━━ The input ━━

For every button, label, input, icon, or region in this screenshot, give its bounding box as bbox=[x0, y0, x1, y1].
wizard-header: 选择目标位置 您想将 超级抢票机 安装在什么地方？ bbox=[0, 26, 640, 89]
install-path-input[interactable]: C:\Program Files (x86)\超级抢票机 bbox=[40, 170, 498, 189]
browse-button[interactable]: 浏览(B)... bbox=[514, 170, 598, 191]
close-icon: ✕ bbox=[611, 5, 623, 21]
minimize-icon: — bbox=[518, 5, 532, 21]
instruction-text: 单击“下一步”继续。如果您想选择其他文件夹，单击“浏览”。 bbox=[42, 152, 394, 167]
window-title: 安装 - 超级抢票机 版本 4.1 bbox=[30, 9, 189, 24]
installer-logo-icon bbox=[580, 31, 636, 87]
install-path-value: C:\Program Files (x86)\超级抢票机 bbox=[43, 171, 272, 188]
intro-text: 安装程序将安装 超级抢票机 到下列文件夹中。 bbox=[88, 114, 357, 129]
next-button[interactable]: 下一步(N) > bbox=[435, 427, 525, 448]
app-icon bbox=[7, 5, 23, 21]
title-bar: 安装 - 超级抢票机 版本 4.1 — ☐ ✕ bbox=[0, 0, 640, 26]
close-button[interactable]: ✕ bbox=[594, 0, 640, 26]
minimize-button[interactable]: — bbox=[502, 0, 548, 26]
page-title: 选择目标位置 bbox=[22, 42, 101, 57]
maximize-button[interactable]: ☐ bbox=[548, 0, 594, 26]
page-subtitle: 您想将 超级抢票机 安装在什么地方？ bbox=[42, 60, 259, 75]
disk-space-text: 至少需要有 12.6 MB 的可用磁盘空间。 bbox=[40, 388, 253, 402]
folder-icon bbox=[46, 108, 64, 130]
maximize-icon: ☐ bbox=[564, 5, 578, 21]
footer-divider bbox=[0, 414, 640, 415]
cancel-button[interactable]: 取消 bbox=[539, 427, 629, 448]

━━━

§ What the task requires
Reproduce all of the lines above word for word.

§ Final result
For every button, label, input, icon, or region in this screenshot, give its bounding box as bbox=[x0, y0, x1, y1].
wizard-header: 选择目标位置 您想将 超级抢票机 安装在什么地方？ bbox=[0, 26, 640, 89]
install-path-input[interactable]: C:\Program Files (x86)\超级抢票机 bbox=[40, 170, 498, 189]
browse-button[interactable]: 浏览(B)... bbox=[514, 170, 598, 191]
close-icon: ✕ bbox=[611, 5, 623, 21]
minimize-icon: — bbox=[518, 5, 532, 21]
instruction-text: 单击“下一步”继续。如果您想选择其他文件夹，单击“浏览”。 bbox=[42, 152, 394, 167]
window-title: 安装 - 超级抢票机 版本 4.1 bbox=[30, 9, 189, 24]
installer-logo-icon bbox=[580, 31, 636, 87]
install-path-value: C:\Program Files (x86)\超级抢票机 bbox=[43, 171, 272, 188]
intro-text: 安装程序将安装 超级抢票机 到下列文件夹中。 bbox=[88, 114, 357, 129]
next-button[interactable]: 下一步(N) > bbox=[435, 427, 525, 448]
app-icon bbox=[7, 5, 23, 21]
title-bar: 安装 - 超级抢票机 版本 4.1 — ☐ ✕ bbox=[0, 0, 640, 26]
close-button[interactable]: ✕ bbox=[594, 0, 640, 26]
minimize-button[interactable]: — bbox=[502, 0, 548, 26]
page-title: 选择目标位置 bbox=[22, 42, 101, 57]
maximize-button[interactable]: ☐ bbox=[548, 0, 594, 26]
page-subtitle: 您想将 超级抢票机 安装在什么地方？ bbox=[42, 60, 259, 75]
disk-space-text: 至少需要有 12.6 MB 的可用磁盘空间。 bbox=[40, 388, 253, 402]
folder-icon bbox=[46, 108, 64, 130]
maximize-icon: ☐ bbox=[564, 5, 578, 21]
footer-divider bbox=[0, 414, 640, 415]
cancel-button[interactable]: 取消 bbox=[539, 427, 629, 448]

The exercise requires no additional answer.